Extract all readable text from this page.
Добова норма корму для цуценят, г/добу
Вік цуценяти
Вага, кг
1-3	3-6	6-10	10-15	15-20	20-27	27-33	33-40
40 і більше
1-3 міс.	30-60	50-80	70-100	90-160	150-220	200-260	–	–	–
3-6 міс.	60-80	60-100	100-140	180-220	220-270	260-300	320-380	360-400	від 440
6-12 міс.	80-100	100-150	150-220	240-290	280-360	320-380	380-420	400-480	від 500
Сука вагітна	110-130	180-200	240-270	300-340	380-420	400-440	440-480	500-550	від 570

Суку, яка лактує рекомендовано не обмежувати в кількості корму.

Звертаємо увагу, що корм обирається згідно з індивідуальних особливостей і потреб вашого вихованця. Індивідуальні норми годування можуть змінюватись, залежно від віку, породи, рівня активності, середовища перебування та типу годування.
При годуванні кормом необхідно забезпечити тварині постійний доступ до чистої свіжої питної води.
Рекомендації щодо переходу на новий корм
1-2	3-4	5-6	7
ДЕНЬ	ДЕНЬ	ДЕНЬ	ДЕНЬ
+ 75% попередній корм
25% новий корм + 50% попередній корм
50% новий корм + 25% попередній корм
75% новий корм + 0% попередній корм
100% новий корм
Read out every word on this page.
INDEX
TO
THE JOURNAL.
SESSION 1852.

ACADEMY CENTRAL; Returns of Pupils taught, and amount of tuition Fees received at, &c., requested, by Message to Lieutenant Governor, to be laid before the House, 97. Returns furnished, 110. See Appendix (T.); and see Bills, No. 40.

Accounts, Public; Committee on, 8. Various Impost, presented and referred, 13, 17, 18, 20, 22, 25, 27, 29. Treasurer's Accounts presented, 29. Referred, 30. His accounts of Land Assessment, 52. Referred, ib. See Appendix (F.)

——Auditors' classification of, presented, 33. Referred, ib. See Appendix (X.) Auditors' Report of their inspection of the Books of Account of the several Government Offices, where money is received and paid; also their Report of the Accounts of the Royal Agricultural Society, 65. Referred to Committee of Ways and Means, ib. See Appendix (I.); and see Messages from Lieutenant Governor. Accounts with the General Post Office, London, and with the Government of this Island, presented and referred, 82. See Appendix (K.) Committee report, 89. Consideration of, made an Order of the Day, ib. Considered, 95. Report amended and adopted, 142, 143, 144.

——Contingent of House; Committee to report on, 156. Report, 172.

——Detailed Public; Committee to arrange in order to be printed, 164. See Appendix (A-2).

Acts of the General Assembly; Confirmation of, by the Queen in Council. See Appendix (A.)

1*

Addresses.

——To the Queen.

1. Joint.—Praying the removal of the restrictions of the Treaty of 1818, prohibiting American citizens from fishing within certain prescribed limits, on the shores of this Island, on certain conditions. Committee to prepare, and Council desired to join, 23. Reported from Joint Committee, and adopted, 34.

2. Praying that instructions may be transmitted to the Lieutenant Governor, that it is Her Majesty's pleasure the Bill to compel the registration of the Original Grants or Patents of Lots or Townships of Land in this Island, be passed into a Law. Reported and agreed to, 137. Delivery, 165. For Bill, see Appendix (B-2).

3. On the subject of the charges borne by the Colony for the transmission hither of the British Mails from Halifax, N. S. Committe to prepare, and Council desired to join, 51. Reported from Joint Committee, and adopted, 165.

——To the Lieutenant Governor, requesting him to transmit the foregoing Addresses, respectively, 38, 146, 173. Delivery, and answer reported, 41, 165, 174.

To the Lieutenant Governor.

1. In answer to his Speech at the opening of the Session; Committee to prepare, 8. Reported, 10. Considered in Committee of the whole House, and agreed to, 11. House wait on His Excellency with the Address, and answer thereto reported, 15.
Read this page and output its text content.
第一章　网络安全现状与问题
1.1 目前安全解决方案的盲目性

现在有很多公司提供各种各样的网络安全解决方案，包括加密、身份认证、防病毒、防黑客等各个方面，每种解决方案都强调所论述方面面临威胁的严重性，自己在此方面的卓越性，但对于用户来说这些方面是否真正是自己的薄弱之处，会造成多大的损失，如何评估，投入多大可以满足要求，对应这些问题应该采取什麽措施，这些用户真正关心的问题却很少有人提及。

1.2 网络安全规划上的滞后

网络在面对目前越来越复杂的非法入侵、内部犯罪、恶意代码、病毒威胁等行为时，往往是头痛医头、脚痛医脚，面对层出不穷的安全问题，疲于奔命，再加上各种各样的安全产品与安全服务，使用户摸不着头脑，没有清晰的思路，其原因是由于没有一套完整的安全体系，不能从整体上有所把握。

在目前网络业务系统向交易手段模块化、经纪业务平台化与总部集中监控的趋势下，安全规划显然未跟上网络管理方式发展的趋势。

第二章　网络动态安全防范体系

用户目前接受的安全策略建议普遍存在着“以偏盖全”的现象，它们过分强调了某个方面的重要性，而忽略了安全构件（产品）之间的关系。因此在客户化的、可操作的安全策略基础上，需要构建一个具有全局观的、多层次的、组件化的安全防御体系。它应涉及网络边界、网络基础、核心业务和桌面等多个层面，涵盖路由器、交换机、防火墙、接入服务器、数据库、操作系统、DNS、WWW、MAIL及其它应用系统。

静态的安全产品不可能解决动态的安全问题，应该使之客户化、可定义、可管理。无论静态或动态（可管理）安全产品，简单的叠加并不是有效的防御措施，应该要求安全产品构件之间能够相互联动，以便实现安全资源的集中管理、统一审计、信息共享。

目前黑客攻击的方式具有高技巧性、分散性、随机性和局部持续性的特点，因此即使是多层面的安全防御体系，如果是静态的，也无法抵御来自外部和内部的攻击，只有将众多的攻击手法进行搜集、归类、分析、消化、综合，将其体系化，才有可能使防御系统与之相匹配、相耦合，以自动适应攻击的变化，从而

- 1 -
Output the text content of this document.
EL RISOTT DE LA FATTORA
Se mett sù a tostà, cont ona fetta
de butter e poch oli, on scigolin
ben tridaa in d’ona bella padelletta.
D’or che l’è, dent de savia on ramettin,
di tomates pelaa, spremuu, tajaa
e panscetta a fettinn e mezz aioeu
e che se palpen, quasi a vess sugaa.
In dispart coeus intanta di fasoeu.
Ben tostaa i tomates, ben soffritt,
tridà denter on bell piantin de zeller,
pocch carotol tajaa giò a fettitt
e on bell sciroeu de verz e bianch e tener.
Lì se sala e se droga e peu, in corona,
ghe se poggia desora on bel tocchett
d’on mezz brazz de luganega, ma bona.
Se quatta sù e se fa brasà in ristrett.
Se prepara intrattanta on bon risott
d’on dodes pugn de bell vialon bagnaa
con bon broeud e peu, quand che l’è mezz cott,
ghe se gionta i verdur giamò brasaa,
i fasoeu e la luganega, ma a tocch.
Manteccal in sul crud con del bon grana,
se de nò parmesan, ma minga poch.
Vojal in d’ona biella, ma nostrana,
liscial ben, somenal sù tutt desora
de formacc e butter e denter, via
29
_ _ _ _ _
TASK: Which lines hold the word "Considered"? Copy all of them.

OUTPUT FOR THIS TASK:
——Auditors' classification of, presented, 33. Referred, ib. See Appendix (X.) Auditors' Report of their inspection of the Books of Account of the several Government Offices, where money is received and paid; also their Report of the Accounts of the Royal Agricultural Society, 65. Referred to Committee of Ways and Means, ib. See Appendix (I.); and see Messages from Lieutenant Governor. Accounts with the General Post Office, London, and with the Government of this Island, presented and referred, 82. See Appendix (K.) Committee report, 89. Consideration of, made an Order of the Day, ib. Considered, 95. Report amended and adopted, 142, 143, 144.
1. In answer to his Speech at the opening of the Session; Committee to prepare, 8. Reported, 10. Considered in Committee of the whole House, and agreed to, 11. House wait on His Excellency with the Address, and answer thereto reported, 15.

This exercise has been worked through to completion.